[START OF Records supplied]

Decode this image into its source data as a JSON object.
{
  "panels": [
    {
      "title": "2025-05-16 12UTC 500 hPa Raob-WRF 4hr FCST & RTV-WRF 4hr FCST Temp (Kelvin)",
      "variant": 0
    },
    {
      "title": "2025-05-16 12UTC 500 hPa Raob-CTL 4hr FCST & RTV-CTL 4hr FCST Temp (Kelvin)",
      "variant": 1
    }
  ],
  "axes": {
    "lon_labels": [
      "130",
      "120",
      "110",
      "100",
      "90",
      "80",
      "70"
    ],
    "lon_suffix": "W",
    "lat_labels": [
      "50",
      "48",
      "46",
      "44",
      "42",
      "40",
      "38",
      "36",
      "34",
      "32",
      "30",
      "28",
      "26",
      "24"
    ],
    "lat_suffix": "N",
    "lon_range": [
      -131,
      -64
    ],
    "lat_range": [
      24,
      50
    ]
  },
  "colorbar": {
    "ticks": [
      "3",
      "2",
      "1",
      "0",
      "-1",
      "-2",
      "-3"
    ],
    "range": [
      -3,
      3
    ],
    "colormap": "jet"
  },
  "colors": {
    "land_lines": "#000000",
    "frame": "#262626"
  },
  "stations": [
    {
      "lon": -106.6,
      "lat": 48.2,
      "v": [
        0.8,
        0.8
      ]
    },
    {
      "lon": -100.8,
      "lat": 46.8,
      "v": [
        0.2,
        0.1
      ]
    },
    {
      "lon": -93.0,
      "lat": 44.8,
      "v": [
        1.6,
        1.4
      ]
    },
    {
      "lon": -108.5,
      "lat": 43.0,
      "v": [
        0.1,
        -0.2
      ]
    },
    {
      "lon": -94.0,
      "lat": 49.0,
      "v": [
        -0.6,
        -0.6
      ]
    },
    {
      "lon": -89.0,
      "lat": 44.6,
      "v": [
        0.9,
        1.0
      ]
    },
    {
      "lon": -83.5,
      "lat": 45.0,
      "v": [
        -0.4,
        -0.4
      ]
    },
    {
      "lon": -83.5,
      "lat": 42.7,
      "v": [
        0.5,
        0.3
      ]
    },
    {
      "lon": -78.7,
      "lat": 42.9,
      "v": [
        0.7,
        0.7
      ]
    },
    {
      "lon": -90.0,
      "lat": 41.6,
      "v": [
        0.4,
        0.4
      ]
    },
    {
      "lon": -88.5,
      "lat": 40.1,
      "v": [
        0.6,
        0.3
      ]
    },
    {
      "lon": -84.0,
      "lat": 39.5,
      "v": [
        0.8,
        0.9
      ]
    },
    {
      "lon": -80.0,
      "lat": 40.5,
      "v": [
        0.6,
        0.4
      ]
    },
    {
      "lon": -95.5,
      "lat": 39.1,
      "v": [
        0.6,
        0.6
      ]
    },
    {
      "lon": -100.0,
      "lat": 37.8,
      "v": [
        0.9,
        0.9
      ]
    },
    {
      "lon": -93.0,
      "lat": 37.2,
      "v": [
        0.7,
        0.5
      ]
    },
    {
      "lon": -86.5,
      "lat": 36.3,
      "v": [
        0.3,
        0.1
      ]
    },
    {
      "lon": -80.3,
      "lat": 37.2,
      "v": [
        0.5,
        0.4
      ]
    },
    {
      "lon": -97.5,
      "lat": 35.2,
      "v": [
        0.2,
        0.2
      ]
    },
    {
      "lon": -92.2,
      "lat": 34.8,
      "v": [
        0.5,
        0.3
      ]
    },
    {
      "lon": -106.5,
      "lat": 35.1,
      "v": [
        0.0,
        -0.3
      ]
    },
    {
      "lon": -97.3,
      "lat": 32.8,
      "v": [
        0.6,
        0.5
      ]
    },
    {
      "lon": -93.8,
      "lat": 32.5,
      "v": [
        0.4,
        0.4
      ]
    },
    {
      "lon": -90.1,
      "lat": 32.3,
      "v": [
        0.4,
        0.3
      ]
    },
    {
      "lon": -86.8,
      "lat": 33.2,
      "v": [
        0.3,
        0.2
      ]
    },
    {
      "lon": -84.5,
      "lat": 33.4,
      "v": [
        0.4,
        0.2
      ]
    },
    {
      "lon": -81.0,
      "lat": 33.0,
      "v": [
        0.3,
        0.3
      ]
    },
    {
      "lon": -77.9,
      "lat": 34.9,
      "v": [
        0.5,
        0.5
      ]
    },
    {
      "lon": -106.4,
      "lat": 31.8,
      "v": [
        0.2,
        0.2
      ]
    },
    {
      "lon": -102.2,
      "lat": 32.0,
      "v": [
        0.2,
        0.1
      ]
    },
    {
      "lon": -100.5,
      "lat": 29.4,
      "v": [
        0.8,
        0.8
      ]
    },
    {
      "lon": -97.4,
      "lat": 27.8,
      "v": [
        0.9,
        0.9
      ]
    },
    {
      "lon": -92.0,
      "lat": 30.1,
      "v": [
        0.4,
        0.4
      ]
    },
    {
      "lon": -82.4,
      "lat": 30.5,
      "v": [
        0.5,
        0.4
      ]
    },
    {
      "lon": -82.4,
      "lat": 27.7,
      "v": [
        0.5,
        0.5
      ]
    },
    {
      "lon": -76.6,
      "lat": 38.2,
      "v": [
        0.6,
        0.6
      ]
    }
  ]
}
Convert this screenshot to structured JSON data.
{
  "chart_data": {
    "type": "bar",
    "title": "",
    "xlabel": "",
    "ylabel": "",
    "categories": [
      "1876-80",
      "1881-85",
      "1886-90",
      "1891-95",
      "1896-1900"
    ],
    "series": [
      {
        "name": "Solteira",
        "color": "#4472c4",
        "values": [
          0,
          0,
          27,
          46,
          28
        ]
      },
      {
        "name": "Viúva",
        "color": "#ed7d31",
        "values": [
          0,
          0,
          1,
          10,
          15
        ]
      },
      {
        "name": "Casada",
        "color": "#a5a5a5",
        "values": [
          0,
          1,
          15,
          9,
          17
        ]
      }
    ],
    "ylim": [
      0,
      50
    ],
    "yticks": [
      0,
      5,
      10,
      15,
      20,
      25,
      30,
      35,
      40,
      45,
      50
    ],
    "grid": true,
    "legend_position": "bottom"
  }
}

[END OF Records supplied]

→ Required work
Take the records above and return them exactly as written.

→ Response
Decode this image into its source data as a JSON object.
{
  "panels": [
    {
      "title": "2025-05-16 12UTC 500 hPa Raob-WRF 4hr FCST & RTV-WRF 4hr FCST Temp (Kelvin)",
      "variant": 0
    },
    {
      "title": "2025-05-16 12UTC 500 hPa Raob-CTL 4hr FCST & RTV-CTL 4hr FCST Temp (Kelvin)",
      "variant": 1
    }
  ],
  "axes": {
    "lon_labels": [
      "130",
      "120",
      "110",
      "100",
      "90",
      "80",
      "70"
    ],
    "lon_suffix": "W",
    "lat_labels": [
      "50",
      "48",
      "46",
      "44",
      "42",
      "40",
      "38",
      "36",
      "34",
      "32",
      "30",
      "28",
      "26",
      "24"
    ],
    "lat_suffix": "N",
    "lon_range": [
      -131,
      -64
    ],
    "lat_range": [
      24,
      50
    ]
  },
  "colorbar": {
    "ticks": [
      "3",
      "2",
      "1",
      "0",
      "-1",
      "-2",
      "-3"
    ],
    "range": [
      -3,
      3
    ],
    "colormap": "jet"
  },
  "colors": {
    "land_lines": "#000000",
    "frame": "#262626"
  },
  "stations": [
    {
      "lon": -106.6,
      "lat": 48.2,
      "v": [
        0.8,
        0.8
      ]
    },
    {
      "lon": -100.8,
      "lat": 46.8,
      "v": [
        0.2,
        0.1
      ]
    },
    {
      "lon": -93.0,
      "lat": 44.8,
      "v": [
        1.6,
        1.4
      ]
    },
    {
      "lon": -108.5,
      "lat": 43.0,
      "v": [
        0.1,
        -0.2
      ]
    },
    {
      "lon": -94.0,
      "lat": 49.0,
      "v": [
        -0.6,
        -0.6
      ]
    },
    {
      "lon": -89.0,
      "lat": 44.6,
      "v": [
        0.9,
        1.0
      ]
    },
    {
      "lon": -83.5,
      "lat": 45.0,
      "v": [
        -0.4,
        -0.4
      ]
    },
    {
      "lon": -83.5,
      "lat": 42.7,
      "v": [
        0.5,
        0.3
      ]
    },
    {
      "lon": -78.7,
      "lat": 42.9,
      "v": [
        0.7,
        0.7
      ]
    },
    {
      "lon": -90.0,
      "lat": 41.6,
      "v": [
        0.4,
        0.4
      ]
    },
    {
      "lon": -88.5,
      "lat": 40.1,
      "v": [
        0.6,
        0.3
      ]
    },
    {
      "lon": -84.0,
      "lat": 39.5,
      "v": [
        0.8,
        0.9
      ]
    },
    {
      "lon": -80.0,
      "lat": 40.5,
      "v": [
        0.6,
        0.4
      ]
    },
    {
      "lon": -95.5,
      "lat": 39.1,
      "v": [
        0.6,
        0.6
      ]
    },
    {
      "lon": -100.0,
      "lat": 37.8,
      "v": [
        0.9,
        0.9
      ]
    },
    {
      "lon": -93.0,
      "lat": 37.2,
      "v": [
        0.7,
        0.5
      ]
    },
    {
      "lon": -86.5,
      "lat": 36.3,
      "v": [
        0.3,
        0.1
      ]
    },
    {
      "lon": -80.3,
      "lat": 37.2,
      "v": [
        0.5,
        0.4
      ]
    },
    {
      "lon": -97.5,
      "lat": 35.2,
      "v": [
        0.2,
        0.2
      ]
    },
    {
      "lon": -92.2,
      "lat": 34.8,
      "v": [
        0.5,
        0.3
      ]
    },
    {
      "lon": -106.5,
      "lat": 35.1,
      "v": [
        0.0,
        -0.3
      ]
    },
    {
      "lon": -97.3,
      "lat": 32.8,
      "v": [
        0.6,
        0.5
      ]
    },
    {
      "lon": -93.8,
      "lat": 32.5,
      "v": [
        0.4,
        0.4
      ]
    },
    {
      "lon": -90.1,
      "lat": 32.3,
      "v": [
        0.4,
        0.3
      ]
    },
    {
      "lon": -86.8,
      "lat": 33.2,
      "v": [
        0.3,
        0.2
      ]
    },
    {
      "lon": -84.5,
      "lat": 33.4,
      "v": [
        0.4,
        0.2
      ]
    },
    {
      "lon": -81.0,
      "lat": 33.0,
      "v": [
        0.3,
        0.3
      ]
    },
    {
      "lon": -77.9,
      "lat": 34.9,
      "v": [
        0.5,
        0.5
      ]
    },
    {
      "lon": -106.4,
      "lat": 31.8,
      "v": [
        0.2,
        0.2
      ]
    },
    {
      "lon": -102.2,
      "lat": 32.0,
      "v": [
        0.2,
        0.1
      ]
    },
    {
      "lon": -100.5,
      "lat": 29.4,
      "v": [
        0.8,
        0.8
      ]
    },
    {
      "lon": -97.4,
      "lat": 27.8,
      "v": [
        0.9,
        0.9
      ]
    },
    {
      "lon": -92.0,
      "lat": 30.1,
      "v": [
        0.4,
        0.4
      ]
    },
    {
      "lon": -82.4,
      "lat": 30.5,
      "v": [
        0.5,
        0.4
      ]
    },
    {
      "lon": -82.4,
      "lat": 27.7,
      "v": [
        0.5,
        0.5
      ]
    },
    {
      "lon": -76.6,
      "lat": 38.2,
      "v": [
        0.6,
        0.6
      ]
    }
  ]
}
Convert this screenshot to structured JSON data.
{
  "chart_data": {
    "type": "bar",
    "title": "",
    "xlabel": "",
    "ylabel": "",
    "categories": [
      "1876-80",
      "1881-85",
      "1886-90",
      "1891-95",
      "1896-1900"
    ],
    "series": [
      {
        "name": "Solteira",
        "color": "#4472c4",
        "values": [
          0,
          0,
          27,
          46,
          28
        ]
      },
      {
        "name": "Viúva",
        "color": "#ed7d31",
        "values": [
          0,
          0,
          1,
          10,
          15
        ]
      },
      {
        "name": "Casada",
        "color": "#a5a5a5",
        "values": [
          0,
          1,
          15,
          9,
          17
        ]
      }
    ],
    "ylim": [
      0,
      50
    ],
    "yticks": [
      0,
      5,
      10,
      15,
      20,
      25,
      30,
      35,
      40,
      45,
      50
    ],
    "grid": true,
    "legend_position": "bottom"
  }
}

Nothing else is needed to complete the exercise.